CHALLENGE:
The records that follow are to be transcribed in full, without their images.

Start DATA FOR PROCESSING

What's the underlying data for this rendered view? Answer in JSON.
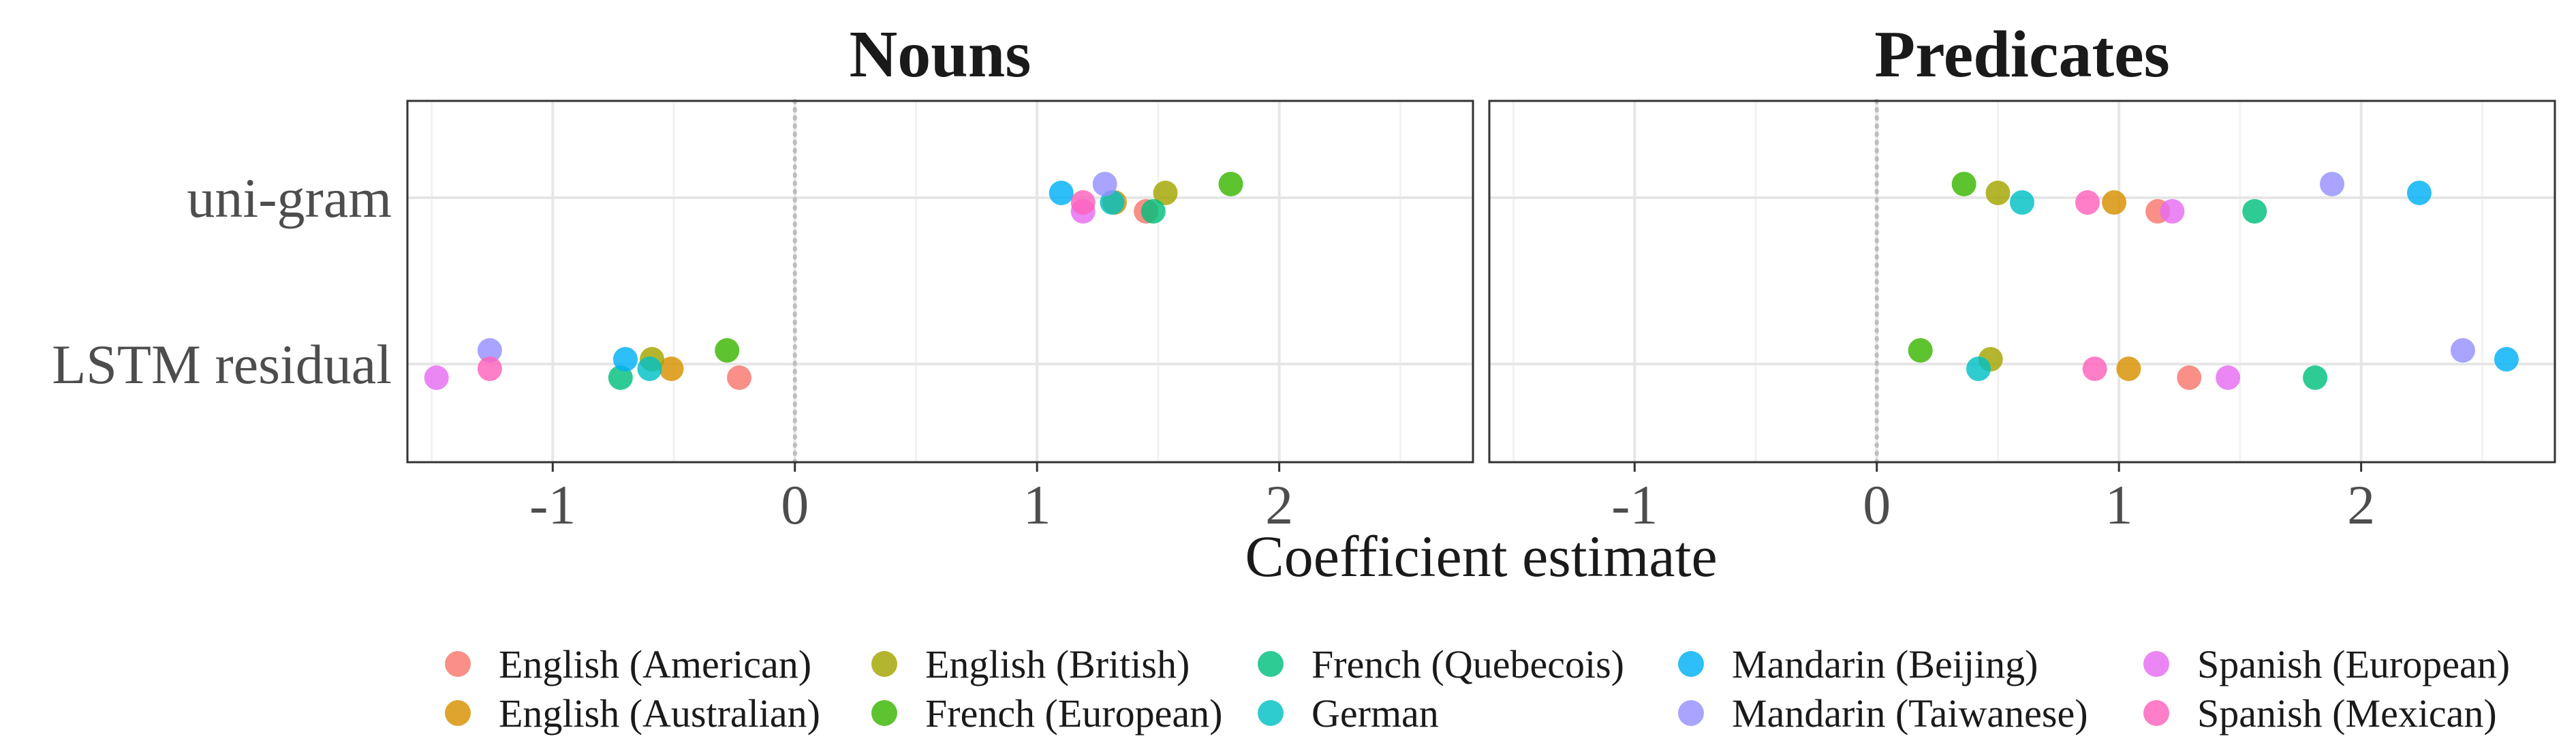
{
  "chart_data": {
    "type": "scatter",
    "xlabel": "Coefficient estimate",
    "xlim": [
      -1.6,
      2.8
    ],
    "xticks": [
      -1,
      0,
      1,
      2
    ],
    "xtick_labels": [
      "-1",
      "0",
      "1",
      "2"
    ],
    "reference_line_x": 0,
    "categories": [
      "uni-gram",
      "LSTM residual"
    ],
    "grid": true,
    "legend_position": "bottom",
    "colors": {
      "English (American)": "#F8766D",
      "English (Australian)": "#D89000",
      "English (British)": "#A3A500",
      "French (European)": "#39B600",
      "French (Quebecois)": "#00BF7D",
      "German": "#00BFC4",
      "Mandarin (Beijing)": "#00B0F6",
      "Mandarin (Taiwanese)": "#9590FF",
      "Spanish (European)": "#E76BF3",
      "Spanish (Mexican)": "#FF62BC"
    },
    "panels": [
      {
        "title": "Nouns",
        "points": [
          {
            "series": "English (American)",
            "category": "uni-gram",
            "x": 1.45
          },
          {
            "series": "English (Australian)",
            "category": "uni-gram",
            "x": 1.32
          },
          {
            "series": "English (British)",
            "category": "uni-gram",
            "x": 1.53
          },
          {
            "series": "French (European)",
            "category": "uni-gram",
            "x": 1.8
          },
          {
            "series": "French (Quebecois)",
            "category": "uni-gram",
            "x": 1.48
          },
          {
            "series": "German",
            "category": "uni-gram",
            "x": 1.31
          },
          {
            "series": "Mandarin (Beijing)",
            "category": "uni-gram",
            "x": 1.1
          },
          {
            "series": "Mandarin (Taiwanese)",
            "category": "uni-gram",
            "x": 1.28
          },
          {
            "series": "Spanish (European)",
            "category": "uni-gram",
            "x": 1.19
          },
          {
            "series": "Spanish (Mexican)",
            "category": "uni-gram",
            "x": 1.19
          },
          {
            "series": "English (American)",
            "category": "LSTM residual",
            "x": -0.23
          },
          {
            "series": "English (Australian)",
            "category": "LSTM residual",
            "x": -0.51
          },
          {
            "series": "English (British)",
            "category": "LSTM residual",
            "x": -0.59
          },
          {
            "series": "French (European)",
            "category": "LSTM residual",
            "x": -0.28
          },
          {
            "series": "French (Quebecois)",
            "category": "LSTM residual",
            "x": -0.72
          },
          {
            "series": "German",
            "category": "LSTM residual",
            "x": -0.6
          },
          {
            "series": "Mandarin (Beijing)",
            "category": "LSTM residual",
            "x": -0.7
          },
          {
            "series": "Mandarin (Taiwanese)",
            "category": "LSTM residual",
            "x": -1.26
          },
          {
            "series": "Spanish (European)",
            "category": "LSTM residual",
            "x": -1.48
          },
          {
            "series": "Spanish (Mexican)",
            "category": "LSTM residual",
            "x": -1.26
          }
        ]
      },
      {
        "title": "Predicates",
        "points": [
          {
            "series": "English (American)",
            "category": "uni-gram",
            "x": 1.16
          },
          {
            "series": "English (Australian)",
            "category": "uni-gram",
            "x": 0.98
          },
          {
            "series": "English (British)",
            "category": "uni-gram",
            "x": 0.5
          },
          {
            "series": "French (European)",
            "category": "uni-gram",
            "x": 0.36
          },
          {
            "series": "French (Quebecois)",
            "category": "uni-gram",
            "x": 1.56
          },
          {
            "series": "German",
            "category": "uni-gram",
            "x": 0.6
          },
          {
            "series": "Mandarin (Beijing)",
            "category": "uni-gram",
            "x": 2.24
          },
          {
            "series": "Mandarin (Taiwanese)",
            "category": "uni-gram",
            "x": 1.88
          },
          {
            "series": "Spanish (European)",
            "category": "uni-gram",
            "x": 1.22
          },
          {
            "series": "Spanish (Mexican)",
            "category": "uni-gram",
            "x": 0.87
          },
          {
            "series": "English (American)",
            "category": "LSTM residual",
            "x": 1.29
          },
          {
            "series": "English (Australian)",
            "category": "LSTM residual",
            "x": 1.04
          },
          {
            "series": "English (British)",
            "category": "LSTM residual",
            "x": 0.47
          },
          {
            "series": "French (European)",
            "category": "LSTM residual",
            "x": 0.18
          },
          {
            "series": "French (Quebecois)",
            "category": "LSTM residual",
            "x": 1.81
          },
          {
            "series": "German",
            "category": "LSTM residual",
            "x": 0.42
          },
          {
            "series": "Mandarin (Beijing)",
            "category": "LSTM residual",
            "x": 2.6
          },
          {
            "series": "Mandarin (Taiwanese)",
            "category": "LSTM residual",
            "x": 2.42
          },
          {
            "series": "Spanish (European)",
            "category": "LSTM residual",
            "x": 1.45
          },
          {
            "series": "Spanish (Mexican)",
            "category": "LSTM residual",
            "x": 0.9
          }
        ]
      }
    ],
    "legend": [
      "English (American)",
      "English (Australian)",
      "English (British)",
      "French (European)",
      "French (Quebecois)",
      "German",
      "Mandarin (Beijing)",
      "Mandarin (Taiwanese)",
      "Spanish (European)",
      "Spanish (Mexican)"
    ]
  }
}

End DATA FOR PROCESSING

RESULT OF THIS TASK:
What's the underlying data for this rendered view? Answer in JSON.
{
  "chart_data": {
    "type": "scatter",
    "xlabel": "Coefficient estimate",
    "xlim": [
      -1.6,
      2.8
    ],
    "xticks": [
      -1,
      0,
      1,
      2
    ],
    "xtick_labels": [
      "-1",
      "0",
      "1",
      "2"
    ],
    "reference_line_x": 0,
    "categories": [
      "uni-gram",
      "LSTM residual"
    ],
    "grid": true,
    "legend_position": "bottom",
    "colors": {
      "English (American)": "#F8766D",
      "English (Australian)": "#D89000",
      "English (British)": "#A3A500",
      "French (European)": "#39B600",
      "French (Quebecois)": "#00BF7D",
      "German": "#00BFC4",
      "Mandarin (Beijing)": "#00B0F6",
      "Mandarin (Taiwanese)": "#9590FF",
      "Spanish (European)": "#E76BF3",
      "Spanish (Mexican)": "#FF62BC"
    },
    "panels": [
      {
        "title": "Nouns",
        "points": [
          {
            "series": "English (American)",
            "category": "uni-gram",
            "x": 1.45
          },
          {
            "series": "English (Australian)",
            "category": "uni-gram",
            "x": 1.32
          },
          {
            "series": "English (British)",
            "category": "uni-gram",
            "x": 1.53
          },
          {
            "series": "French (European)",
            "category": "uni-gram",
            "x": 1.8
          },
          {
            "series": "French (Quebecois)",
            "category": "uni-gram",
            "x": 1.48
          },
          {
            "series": "German",
            "category": "uni-gram",
            "x": 1.31
          },
          {
            "series": "Mandarin (Beijing)",
            "category": "uni-gram",
            "x": 1.1
          },
          {
            "series": "Mandarin (Taiwanese)",
            "category": "uni-gram",
            "x": 1.28
          },
          {
            "series": "Spanish (European)",
            "category": "uni-gram",
            "x": 1.19
          },
          {
            "series": "Spanish (Mexican)",
            "category": "uni-gram",
            "x": 1.19
          },
          {
            "series": "English (American)",
            "category": "LSTM residual",
            "x": -0.23
          },
          {
            "series": "English (Australian)",
            "category": "LSTM residual",
            "x": -0.51
          },
          {
            "series": "English (British)",
            "category": "LSTM residual",
            "x": -0.59
          },
          {
            "series": "French (European)",
            "category": "LSTM residual",
            "x": -0.28
          },
          {
            "series": "French (Quebecois)",
            "category": "LSTM residual",
            "x": -0.72
          },
          {
            "series": "German",
            "category": "LSTM residual",
            "x": -0.6
          },
          {
            "series": "Mandarin (Beijing)",
            "category": "LSTM residual",
            "x": -0.7
          },
          {
            "series": "Mandarin (Taiwanese)",
            "category": "LSTM residual",
            "x": -1.26
          },
          {
            "series": "Spanish (European)",
            "category": "LSTM residual",
            "x": -1.48
          },
          {
            "series": "Spanish (Mexican)",
            "category": "LSTM residual",
            "x": -1.26
          }
        ]
      },
      {
        "title": "Predicates",
        "points": [
          {
            "series": "English (American)",
            "category": "uni-gram",
            "x": 1.16
          },
          {
            "series": "English (Australian)",
            "category": "uni-gram",
            "x": 0.98
          },
          {
            "series": "English (British)",
            "category": "uni-gram",
            "x": 0.5
          },
          {
            "series": "French (European)",
            "category": "uni-gram",
            "x": 0.36
          },
          {
            "series": "French (Quebecois)",
            "category": "uni-gram",
            "x": 1.56
          },
          {
            "series": "German",
            "category": "uni-gram",
            "x": 0.6
          },
          {
            "series": "Mandarin (Beijing)",
            "category": "uni-gram",
            "x": 2.24
          },
          {
            "series": "Mandarin (Taiwanese)",
            "category": "uni-gram",
            "x": 1.88
          },
          {
            "series": "Spanish (European)",
            "category": "uni-gram",
            "x": 1.22
          },
          {
            "series": "Spanish (Mexican)",
            "category": "uni-gram",
            "x": 0.87
          },
          {
            "series": "English (American)",
            "category": "LSTM residual",
            "x": 1.29
          },
          {
            "series": "English (Australian)",
            "category": "LSTM residual",
            "x": 1.04
          },
          {
            "series": "English (British)",
            "category": "LSTM residual",
            "x": 0.47
          },
          {
            "series": "French (European)",
            "category": "LSTM residual",
            "x": 0.18
          },
          {
            "series": "French (Quebecois)",
            "category": "LSTM residual",
            "x": 1.81
          },
          {
            "series": "German",
            "category": "LSTM residual",
            "x": 0.42
          },
          {
            "series": "Mandarin (Beijing)",
            "category": "LSTM residual",
            "x": 2.6
          },
          {
            "series": "Mandarin (Taiwanese)",
            "category": "LSTM residual",
            "x": 2.42
          },
          {
            "series": "Spanish (European)",
            "category": "LSTM residual",
            "x": 1.45
          },
          {
            "series": "Spanish (Mexican)",
            "category": "LSTM residual",
            "x": 0.9
          }
        ]
      }
    ],
    "legend": [
      "English (American)",
      "English (Australian)",
      "English (British)",
      "French (European)",
      "French (Quebecois)",
      "German",
      "Mandarin (Beijing)",
      "Mandarin (Taiwanese)",
      "Spanish (European)",
      "Spanish (Mexican)"
    ]
  }
}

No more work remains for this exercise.